=== The input ===

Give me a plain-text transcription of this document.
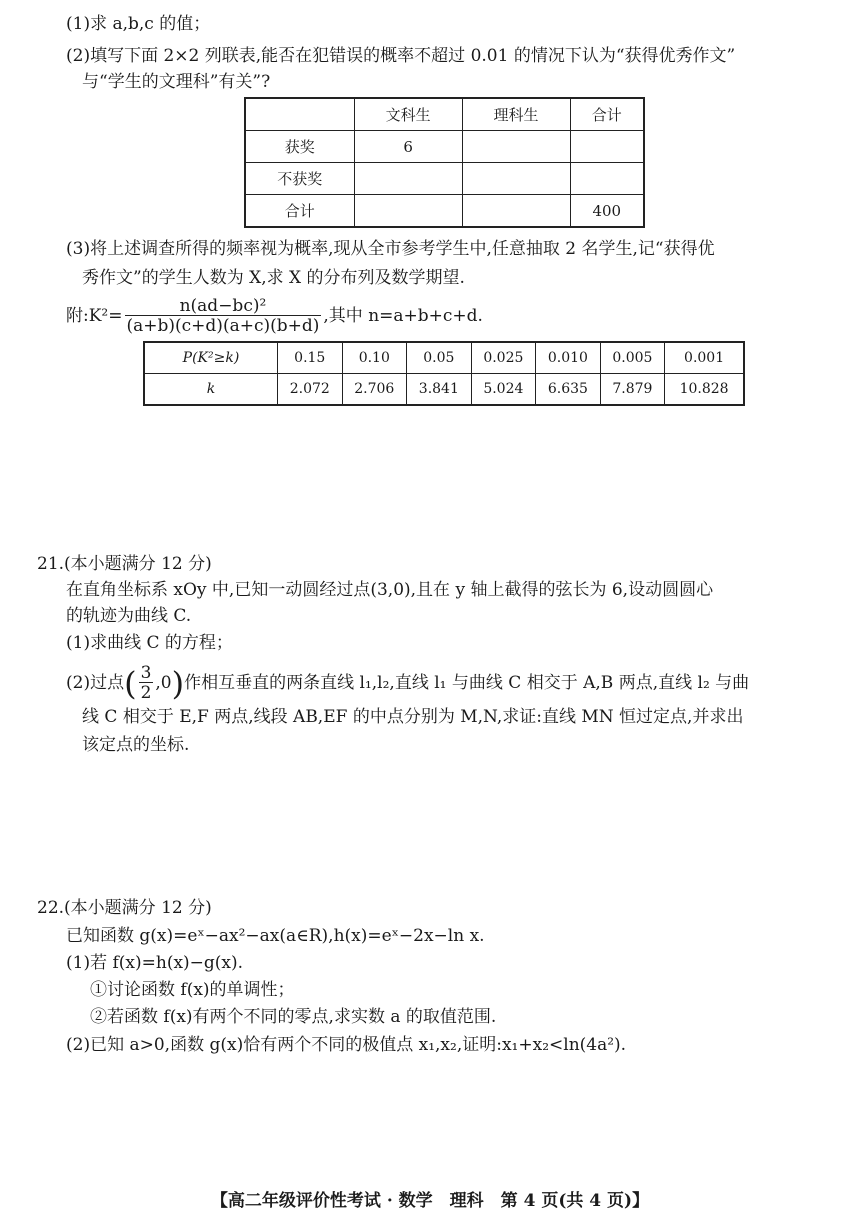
(1)求 a,b,c 的值；
(2)填写下面 2×2 列联表,能否在犯错误的概率不超过 0.01 的情况下认为“获得优秀作文”
与“学生的文理科”有关”?
	文科生	理科生	合计
获奖	6		
不获奖			
合计			400
(3)将上述调查所得的频率视为概率,现从全市参考学生中,任意抽取 2 名学生,记“获得优
秀作文”的学生人数为 X,求 X 的分布列及数学期望.
附:K²= $\frac{\text{n(ad−bc)²}}{(a+b)(c+d)(a+c)(b+d)}$ ,其中 n=a+b+c+d.
P(K²≥k)	0.15	0.10	0.05	0.025	0.010	0.005	0.001
k	2.072	2.706	3.841	5.024	6.635	7.879	10.828
21.(本小题满分 12 分)
在直角坐标系 xOy 中,已知一动圆经过点(3,0),且在 y 轴上截得的弦长为 6,设动圆圆心
的轨迹为曲线 C.
(1)求曲线 C 的方程；
(2)过点( $\frac{3}{2} ,0$)作相互垂直的两条直线 l₁,l₂,直线 l₁ 与曲线 C 相交于 A,B 两点,直线 l₂ 与曲
线 C 相交于 E,F 两点,线段 AB,EF 的中点分别为 M,N,求证:直线 MN 恒过定点,并求出
该定点的坐标.
22.(本小题满分 12 分)
已知函数 g(x)=eˣ−ax²−ax(a∈R),h(x)=eˣ−2x−ln x.
(1)若 f(x)=h(x)−g(x).
①讨论函数 f(x)的单调性；
②若函数 f(x)有两个不同的零点,求实数 a 的取值范围.
(2)已知 a>0,函数 g(x)恰有两个不同的极值点 x₁,x₂,证明:x₁+x₂<ln(4a²).
【高二年级评价性考试 · 数学　理科　第 4 页(共 4 页)】
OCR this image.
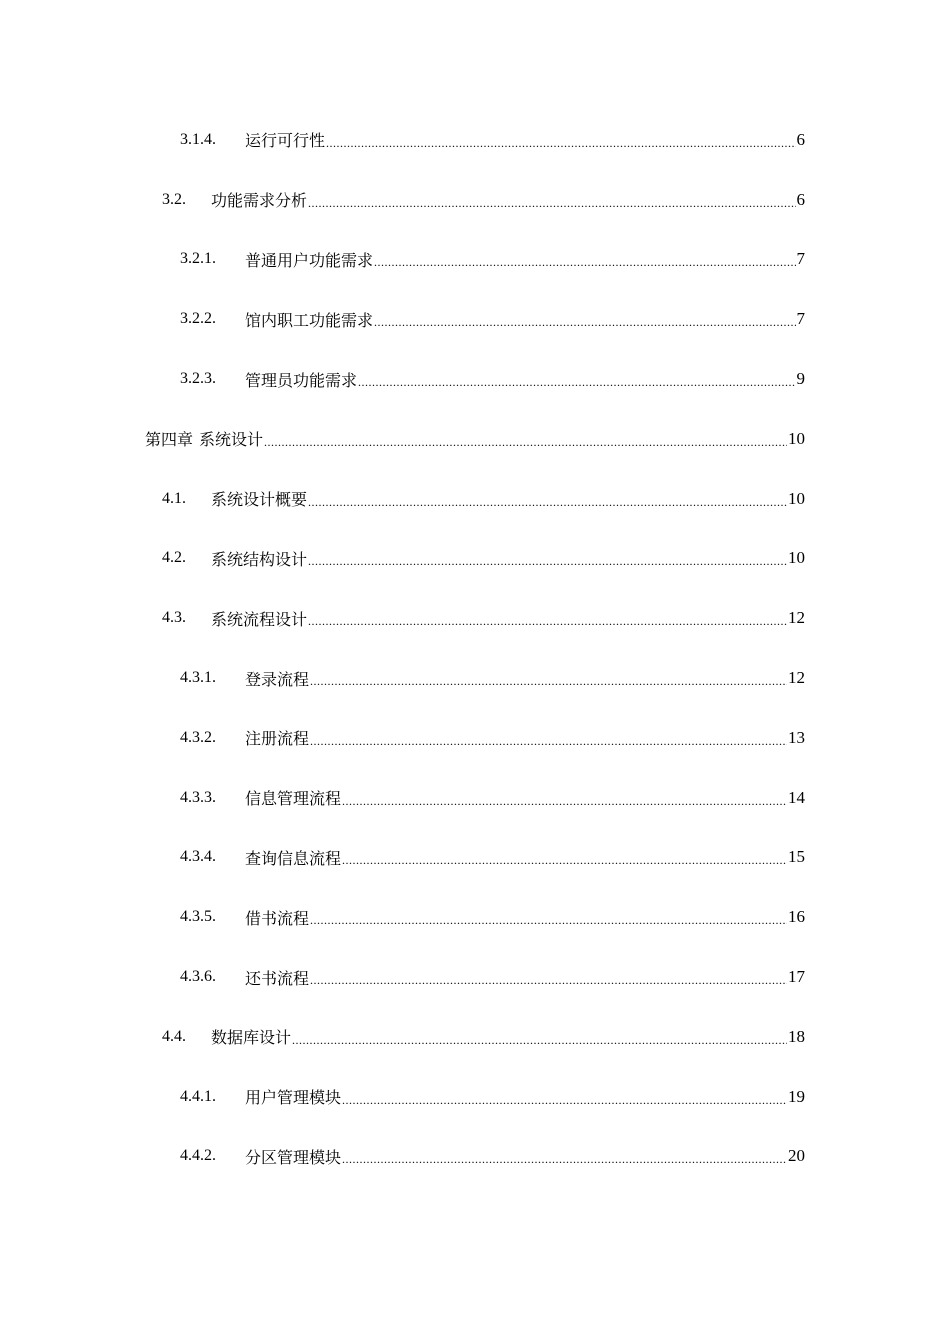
3.1.4.	运行可行性 .....	6
3.2.	功能需求分析 .....	6
3.2.1.	普通用户功能需求 .....	7
3.2.2.	馆内职工功能需求 .....	7
3.2.3.	管理员功能需求 .....	9
第四章 系统设计 .....	10
4.1.	系统设计概要 .....	10
4.2.	系统结构设计 .....	10
4.3.	系统流程设计 .....	12
4.3.1.	登录流程 .....	12
4.3.2.	注册流程 .....	13
4.3.3.	信息管理流程 .....	14
4.3.4.	查询信息流程 .....	15
4.3.5.	借书流程 .....	16
4.3.6.	还书流程 .....	17
4.4.	数据库设计 .....	18
4.4.1.	用户管理模块 .....	19
4.4.2.	分区管理模块 .....	20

===

◆ **Work to do**: Copy out every line from the data above that has "text" in it.

◆ **Written response**:
Give me a plain-text transcription of this document.
附:K²= $\frac{\text{n(ad−bc)²}}{(a+b)(c+d)(a+c)(b+d)}$ ,其中 n=a+b+c+d.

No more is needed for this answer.